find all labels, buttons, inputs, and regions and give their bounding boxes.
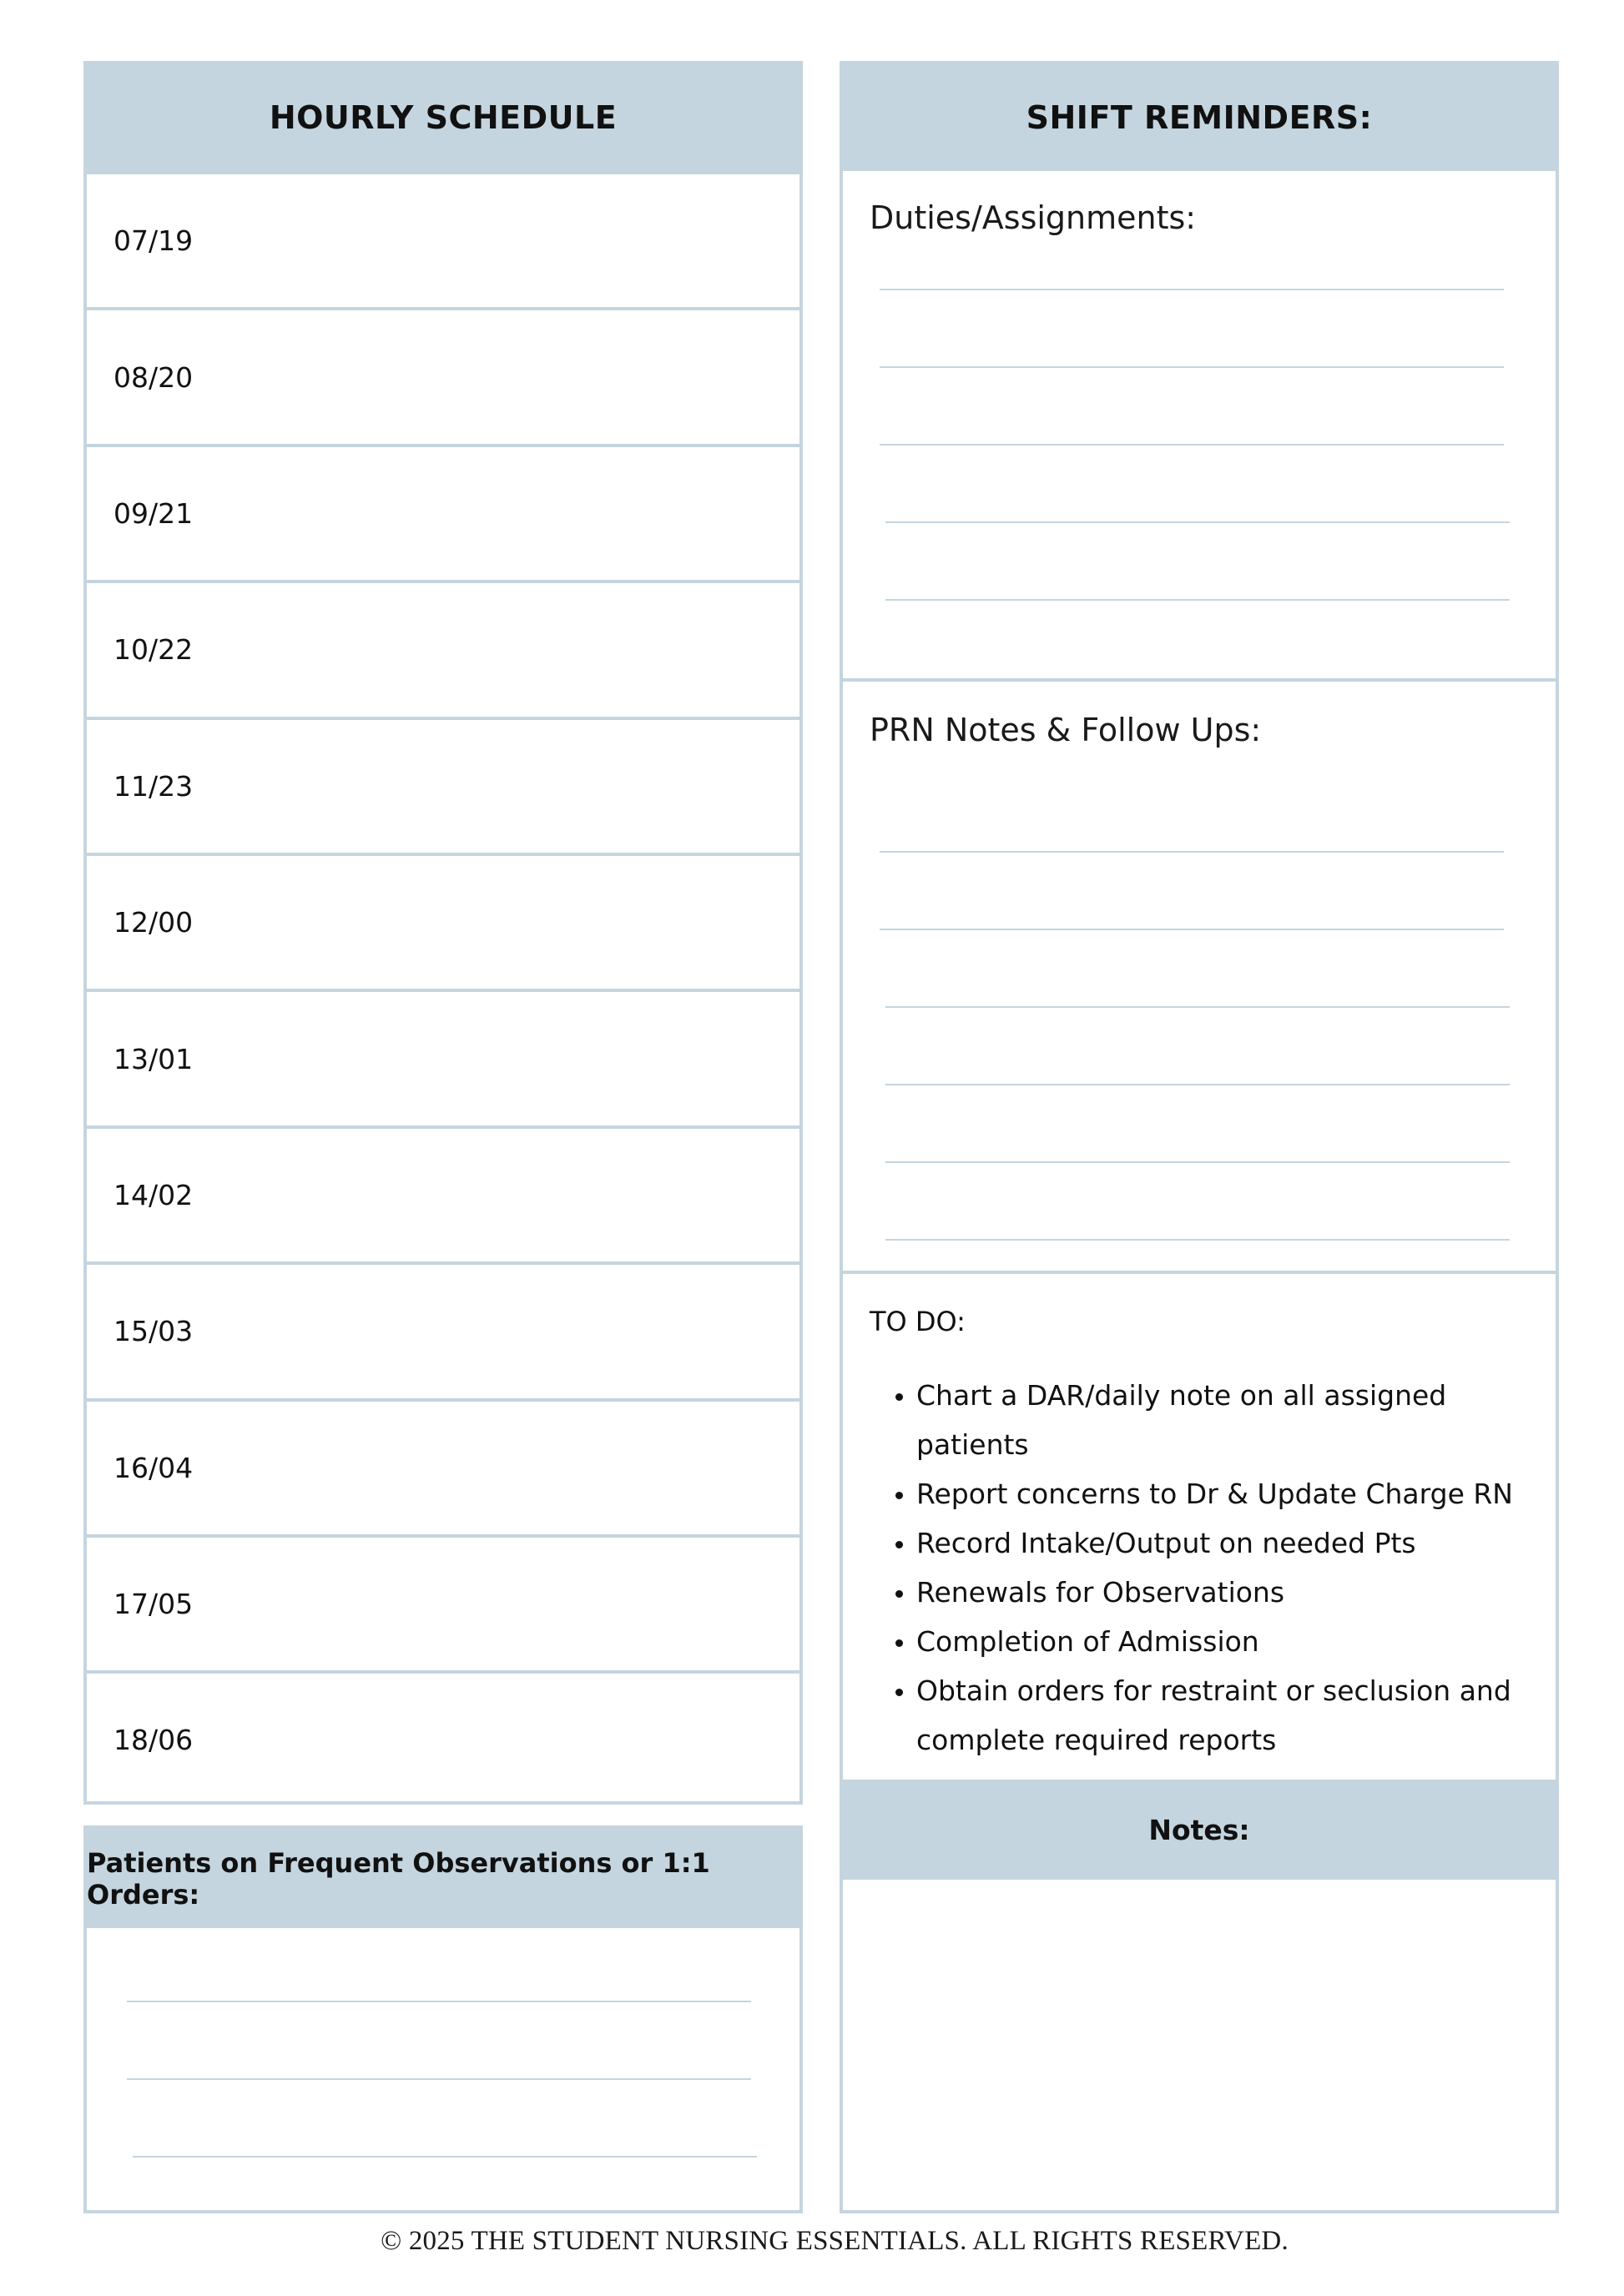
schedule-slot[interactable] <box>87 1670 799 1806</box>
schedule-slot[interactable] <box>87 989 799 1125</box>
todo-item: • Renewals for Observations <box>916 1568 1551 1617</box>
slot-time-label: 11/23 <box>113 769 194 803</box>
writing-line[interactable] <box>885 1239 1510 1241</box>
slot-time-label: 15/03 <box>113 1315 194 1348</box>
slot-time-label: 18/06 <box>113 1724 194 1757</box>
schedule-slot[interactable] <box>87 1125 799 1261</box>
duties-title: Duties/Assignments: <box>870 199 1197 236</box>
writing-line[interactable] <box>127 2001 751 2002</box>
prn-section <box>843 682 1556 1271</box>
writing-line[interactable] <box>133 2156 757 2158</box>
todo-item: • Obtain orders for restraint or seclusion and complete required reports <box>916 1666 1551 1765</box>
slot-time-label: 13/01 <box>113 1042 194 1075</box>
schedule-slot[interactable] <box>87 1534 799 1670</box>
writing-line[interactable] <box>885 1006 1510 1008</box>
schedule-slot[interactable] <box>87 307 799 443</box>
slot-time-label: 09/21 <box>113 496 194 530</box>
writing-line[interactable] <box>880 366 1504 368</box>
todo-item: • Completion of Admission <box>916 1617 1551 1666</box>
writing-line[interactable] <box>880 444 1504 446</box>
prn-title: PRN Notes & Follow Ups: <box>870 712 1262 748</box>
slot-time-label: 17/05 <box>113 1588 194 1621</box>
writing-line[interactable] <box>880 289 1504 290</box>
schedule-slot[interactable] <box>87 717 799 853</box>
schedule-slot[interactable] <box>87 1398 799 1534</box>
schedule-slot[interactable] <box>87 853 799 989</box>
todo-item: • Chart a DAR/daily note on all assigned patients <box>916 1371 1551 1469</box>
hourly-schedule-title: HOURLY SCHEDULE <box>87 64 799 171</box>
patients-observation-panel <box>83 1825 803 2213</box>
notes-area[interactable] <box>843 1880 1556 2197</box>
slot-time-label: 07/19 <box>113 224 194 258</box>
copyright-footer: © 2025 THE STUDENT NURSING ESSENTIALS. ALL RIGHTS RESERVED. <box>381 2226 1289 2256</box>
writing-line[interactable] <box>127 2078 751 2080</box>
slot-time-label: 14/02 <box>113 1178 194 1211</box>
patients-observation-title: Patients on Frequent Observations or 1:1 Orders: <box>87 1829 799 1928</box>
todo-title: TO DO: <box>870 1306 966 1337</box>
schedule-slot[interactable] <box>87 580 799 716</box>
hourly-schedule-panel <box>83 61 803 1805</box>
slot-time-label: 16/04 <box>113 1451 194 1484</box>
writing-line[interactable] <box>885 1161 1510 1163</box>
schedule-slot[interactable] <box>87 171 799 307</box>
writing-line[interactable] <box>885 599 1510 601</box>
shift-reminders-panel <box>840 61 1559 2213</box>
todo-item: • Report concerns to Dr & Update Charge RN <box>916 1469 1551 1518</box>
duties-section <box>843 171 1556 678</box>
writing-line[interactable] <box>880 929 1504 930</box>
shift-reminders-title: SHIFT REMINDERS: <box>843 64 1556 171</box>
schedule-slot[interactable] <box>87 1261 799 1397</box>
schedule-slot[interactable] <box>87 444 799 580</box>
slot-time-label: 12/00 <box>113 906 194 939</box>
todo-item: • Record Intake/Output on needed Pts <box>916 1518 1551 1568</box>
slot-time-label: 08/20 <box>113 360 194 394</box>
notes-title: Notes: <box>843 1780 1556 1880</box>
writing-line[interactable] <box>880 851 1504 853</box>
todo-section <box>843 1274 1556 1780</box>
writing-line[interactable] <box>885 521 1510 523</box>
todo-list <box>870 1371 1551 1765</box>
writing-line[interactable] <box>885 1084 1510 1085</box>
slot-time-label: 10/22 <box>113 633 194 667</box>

Problem details
Except for the pictures, set down all of the records exactly.

Answer section
find all labels, buttons, inputs, and regions and give their bounding boxes.
schedule-slot[interactable] <box>87 1670 799 1806</box>
schedule-slot[interactable] <box>87 989 799 1125</box>
todo-item: • Renewals for Observations <box>916 1568 1551 1617</box>
slot-time-label: 11/23 <box>113 769 194 803</box>
writing-line[interactable] <box>885 1239 1510 1241</box>
slot-time-label: 15/03 <box>113 1315 194 1348</box>
slot-time-label: 18/06 <box>113 1724 194 1757</box>
schedule-slot[interactable] <box>87 1125 799 1261</box>
duties-title: Duties/Assignments: <box>870 199 1197 236</box>
writing-line[interactable] <box>127 2001 751 2002</box>
prn-section <box>843 682 1556 1271</box>
writing-line[interactable] <box>133 2156 757 2158</box>
todo-item: • Obtain orders for restraint or seclusion and complete required reports <box>916 1666 1551 1765</box>
slot-time-label: 13/01 <box>113 1042 194 1075</box>
schedule-slot[interactable] <box>87 1534 799 1670</box>
writing-line[interactable] <box>885 1006 1510 1008</box>
schedule-slot[interactable] <box>87 307 799 443</box>
slot-time-label: 09/21 <box>113 496 194 530</box>
writing-line[interactable] <box>880 366 1504 368</box>
todo-item: • Completion of Admission <box>916 1617 1551 1666</box>
writing-line[interactable] <box>880 444 1504 446</box>
prn-title: PRN Notes & Follow Ups: <box>870 712 1262 748</box>
slot-time-label: 17/05 <box>113 1588 194 1621</box>
writing-line[interactable] <box>880 289 1504 290</box>
schedule-slot[interactable] <box>87 717 799 853</box>
schedule-slot[interactable] <box>87 1398 799 1534</box>
schedule-slot[interactable] <box>87 853 799 989</box>
todo-item: • Chart a DAR/daily note on all assigned patients <box>916 1371 1551 1469</box>
hourly-schedule-title: HOURLY SCHEDULE <box>87 64 799 171</box>
patients-observation-panel <box>83 1825 803 2213</box>
notes-area[interactable] <box>843 1880 1556 2197</box>
slot-time-label: 07/19 <box>113 224 194 258</box>
copyright-footer: © 2025 THE STUDENT NURSING ESSENTIALS. ALL RIGHTS RESERVED. <box>381 2226 1289 2256</box>
writing-line[interactable] <box>127 2078 751 2080</box>
slot-time-label: 14/02 <box>113 1178 194 1211</box>
patients-observation-title: Patients on Frequent Observations or 1:1 Orders: <box>87 1829 799 1928</box>
todo-title: TO DO: <box>870 1306 966 1337</box>
schedule-slot[interactable] <box>87 580 799 716</box>
hourly-schedule-panel <box>83 61 803 1805</box>
slot-time-label: 16/04 <box>113 1451 194 1484</box>
writing-line[interactable] <box>885 1161 1510 1163</box>
schedule-slot[interactable] <box>87 171 799 307</box>
writing-line[interactable] <box>885 599 1510 601</box>
shift-reminders-panel <box>840 61 1559 2213</box>
todo-item: • Report concerns to Dr & Update Charge RN <box>916 1469 1551 1518</box>
duties-section <box>843 171 1556 678</box>
writing-line[interactable] <box>880 929 1504 930</box>
shift-reminders-title: SHIFT REMINDERS: <box>843 64 1556 171</box>
schedule-slot[interactable] <box>87 1261 799 1397</box>
schedule-slot[interactable] <box>87 444 799 580</box>
slot-time-label: 12/00 <box>113 906 194 939</box>
todo-item: • Record Intake/Output on needed Pts <box>916 1518 1551 1568</box>
slot-time-label: 08/20 <box>113 360 194 394</box>
notes-title: Notes: <box>843 1780 1556 1880</box>
writing-line[interactable] <box>880 851 1504 853</box>
todo-section <box>843 1274 1556 1780</box>
writing-line[interactable] <box>885 521 1510 523</box>
todo-list <box>870 1371 1551 1765</box>
writing-line[interactable] <box>885 1084 1510 1085</box>
slot-time-label: 10/22 <box>113 633 194 667</box>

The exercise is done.